[Objective]:
Determine how many of the lines below contain the string "back", treating case as significant, and give only that number.

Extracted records
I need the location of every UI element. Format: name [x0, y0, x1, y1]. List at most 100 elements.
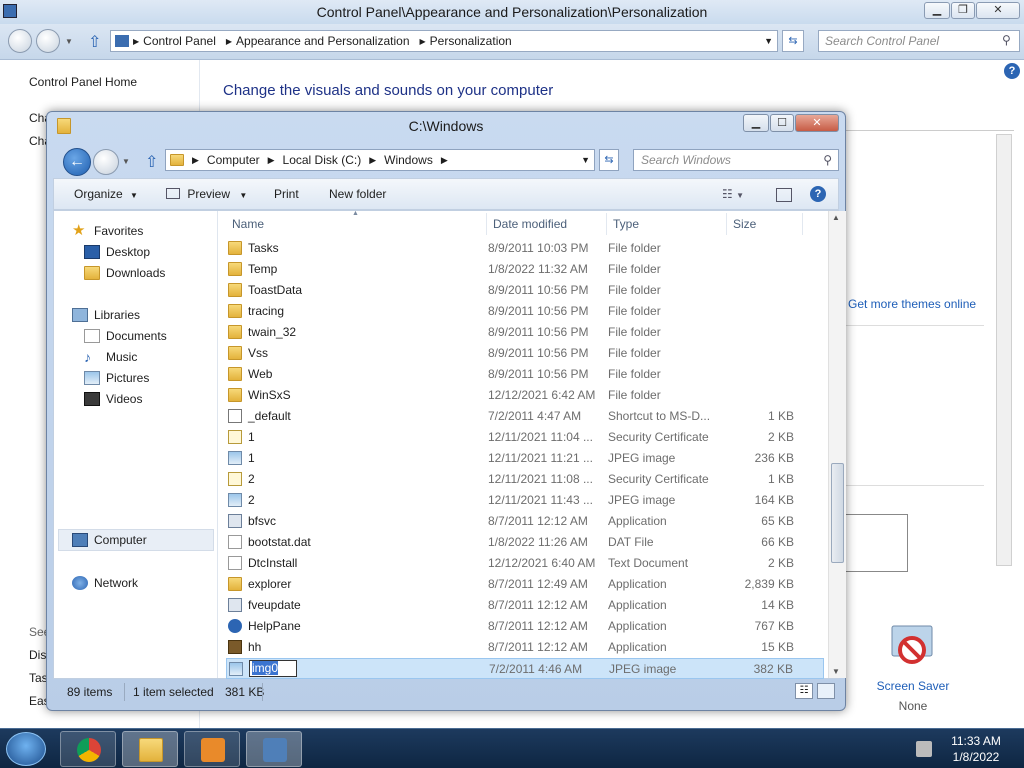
search-icon[interactable]: ⚲ [823, 153, 832, 167]
refresh-button[interactable]: ⇆ [599, 149, 619, 171]
file-row[interactable]: hh 8/7/2011 12:12 AM Application 15 KB [226, 637, 824, 658]
back-button[interactable]: ← [63, 148, 91, 176]
breadcrumb-separator-icon[interactable]: ▶ [133, 37, 139, 46]
theme-preview-box[interactable] [842, 514, 908, 572]
close-button[interactable]: ✕ [976, 2, 1020, 19]
search-input[interactable]: Search Windows ⚲ [633, 149, 839, 171]
forward-button[interactable] [36, 29, 60, 53]
taskbar-explorer-button[interactable] [122, 731, 178, 767]
themes-scrollbar[interactable] [996, 134, 1012, 566]
breadcrumb-separator-icon[interactable]: ▶ [420, 37, 426, 46]
nav-pictures[interactable]: Pictures [84, 368, 149, 388]
up-arrow-icon[interactable]: ⇧ [145, 152, 158, 172]
file-row[interactable]: bootstat.dat 1/8/2022 11:26 AM DAT File 66 … [226, 532, 824, 553]
address-bar[interactable]: ▶ Control Panel ▶ Appearance and Persona… [110, 30, 778, 52]
get-more-themes-link[interactable]: Get more themes online [848, 297, 976, 311]
address-bar[interactable]: ▶ Computer ▶ Local Disk (C:) ▶ Windows ▶… [165, 149, 595, 171]
scroll-down-arrow-icon[interactable]: ▼ [832, 667, 840, 676]
taskbar-control-panel-button[interactable] [246, 731, 302, 767]
scroll-up-arrow-icon[interactable]: ▲ [832, 213, 840, 222]
clock[interactable]: 11:33 AM 1/8/2022 [944, 733, 1008, 765]
file-row[interactable]: explorer 8/7/2011 12:49 AM Application 2,83… [226, 574, 824, 595]
print-button[interactable]: Print [274, 187, 299, 201]
vertical-scrollbar[interactable]: ▲ ▼ [828, 211, 846, 678]
nav-computer[interactable]: Computer [72, 530, 147, 550]
file-row[interactable]: DtcInstall 12/12/2021 6:40 AM Text Documen… [226, 553, 824, 574]
column-type[interactable]: Type [613, 217, 639, 231]
nav-desktop[interactable]: Desktop [84, 242, 150, 262]
file-row[interactable]: HelpPane 8/7/2011 12:12 AM Application 767 … [226, 616, 824, 637]
screen-saver-label[interactable]: Screen Saver [868, 679, 958, 693]
preview-pane-icon[interactable] [776, 188, 792, 202]
taskbar-chrome-button[interactable] [60, 731, 116, 767]
help-icon[interactable]: ? [1004, 63, 1020, 79]
recent-pages-dropdown-icon[interactable]: ▼ [65, 37, 73, 46]
start-button[interactable] [6, 732, 46, 766]
details-view-icon[interactable]: ☷ [795, 683, 813, 699]
file-row[interactable]: twain_32 8/9/2011 10:56 PM File folder [226, 322, 824, 343]
forward-button[interactable] [93, 149, 119, 175]
scrollbar-thumb[interactable] [831, 463, 844, 563]
up-arrow-icon[interactable]: ⇧ [88, 32, 101, 52]
back-button[interactable] [8, 29, 32, 53]
file-row[interactable]: 2 12/11/2021 11:08 ... Security Certificat… [226, 469, 824, 490]
column-divider[interactable] [486, 213, 487, 235]
file-row[interactable]: WinSxS 12/12/2021 6:42 AM File folder [226, 385, 824, 406]
refresh-button[interactable]: ⇆ [782, 30, 804, 52]
file-row[interactable]: 1 12/11/2021 11:21 ... JPEG image 236 KB [226, 448, 824, 469]
large-icons-view-icon[interactable] [817, 683, 835, 699]
nav-network[interactable]: Network [72, 573, 138, 593]
file-row[interactable]: bfsvc 8/7/2011 12:12 AM Application 65 KB [226, 511, 824, 532]
file-row[interactable]: Temp 1/8/2022 11:32 AM File folder [226, 259, 824, 280]
restore-button[interactable]: ❐ [951, 2, 975, 19]
breadcrumb-control-panel[interactable]: Control Panel [143, 34, 216, 48]
file-row[interactable]: Web 8/9/2011 10:56 PM File folder [226, 364, 824, 385]
search-input[interactable]: Search Control Panel [818, 30, 1020, 52]
nav-videos[interactable]: Videos [84, 389, 142, 409]
breadcrumb-separator-icon[interactable]: ▶ [441, 155, 448, 166]
file-row[interactable]: 2 12/11/2021 11:43 ... JPEG image 164 KB [226, 490, 824, 511]
nav-documents[interactable]: Documents [84, 326, 167, 346]
column-date-modified[interactable]: Date modified [493, 217, 567, 231]
breadcrumb-windows[interactable]: Windows [384, 153, 433, 167]
network-tray-icon[interactable] [916, 741, 932, 757]
preview-button[interactable]: Preview ▼ [166, 187, 247, 201]
recent-pages-dropdown-icon[interactable]: ▼ [122, 157, 130, 166]
column-name[interactable]: Name [232, 217, 264, 231]
file-row[interactable]: Vss 8/9/2011 10:56 PM File folder [226, 343, 824, 364]
breadcrumb-separator-icon[interactable]: ▶ [192, 155, 199, 166]
file-row[interactable]: 1 12/11/2021 11:04 ... Security Certificat… [226, 427, 824, 448]
file-row[interactable]: fveupdate 8/7/2011 12:12 AM Application 14 … [226, 595, 824, 616]
nav-downloads[interactable]: Downloads [84, 263, 165, 283]
nav-libraries[interactable]: Libraries [72, 305, 140, 325]
address-dropdown-icon[interactable]: ▼ [581, 155, 590, 165]
file-row[interactable]: Tasks 8/9/2011 10:03 PM File folder [226, 238, 824, 259]
breadcrumb-personalization[interactable]: Personalization [430, 34, 512, 48]
nav-music[interactable]: ♪ Music [84, 347, 137, 367]
column-divider[interactable] [802, 213, 803, 235]
breadcrumb-appearance[interactable]: Appearance and Personalization [236, 34, 409, 48]
address-dropdown-icon[interactable]: ▼ [764, 36, 773, 46]
minimize-button[interactable]: ▁ [743, 114, 769, 132]
close-button[interactable]: ✕ [795, 114, 839, 132]
rename-input[interactable]: img0 [249, 660, 298, 677]
organize-button[interactable]: Organize ▼ [74, 187, 138, 201]
column-divider[interactable] [606, 213, 607, 235]
breadcrumb-separator-icon[interactable]: ▶ [226, 37, 232, 46]
control-panel-home-link[interactable]: Control Panel Home [29, 75, 137, 89]
taskbar-media-player-button[interactable] [184, 731, 240, 767]
new-folder-button[interactable]: New folder [329, 187, 386, 201]
help-icon[interactable]: ? [810, 186, 826, 202]
column-divider[interactable] [726, 213, 727, 235]
left-link-fragment[interactable]: Tas [29, 671, 48, 685]
breadcrumb-separator-icon[interactable]: ▶ [268, 155, 275, 166]
breadcrumb-computer[interactable]: Computer [207, 153, 260, 167]
file-row[interactable]: img0 7/2/2011 4:46 AM JPEG image 382 KB [226, 658, 824, 679]
file-row[interactable]: ToastData 8/9/2011 10:56 PM File folder [226, 280, 824, 301]
file-row[interactable]: _default 7/2/2011 4:47 AM Shortcut to MS-D… [226, 406, 824, 427]
column-size[interactable]: Size [733, 217, 756, 231]
file-row[interactable]: tracing 8/9/2011 10:56 PM File folder [226, 301, 824, 322]
breadcrumb-local-disk[interactable]: Local Disk (C:) [283, 153, 362, 167]
screen-saver-icon[interactable] [886, 624, 938, 672]
breadcrumb-separator-icon[interactable]: ▶ [369, 155, 376, 166]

[Answer to this task]:
2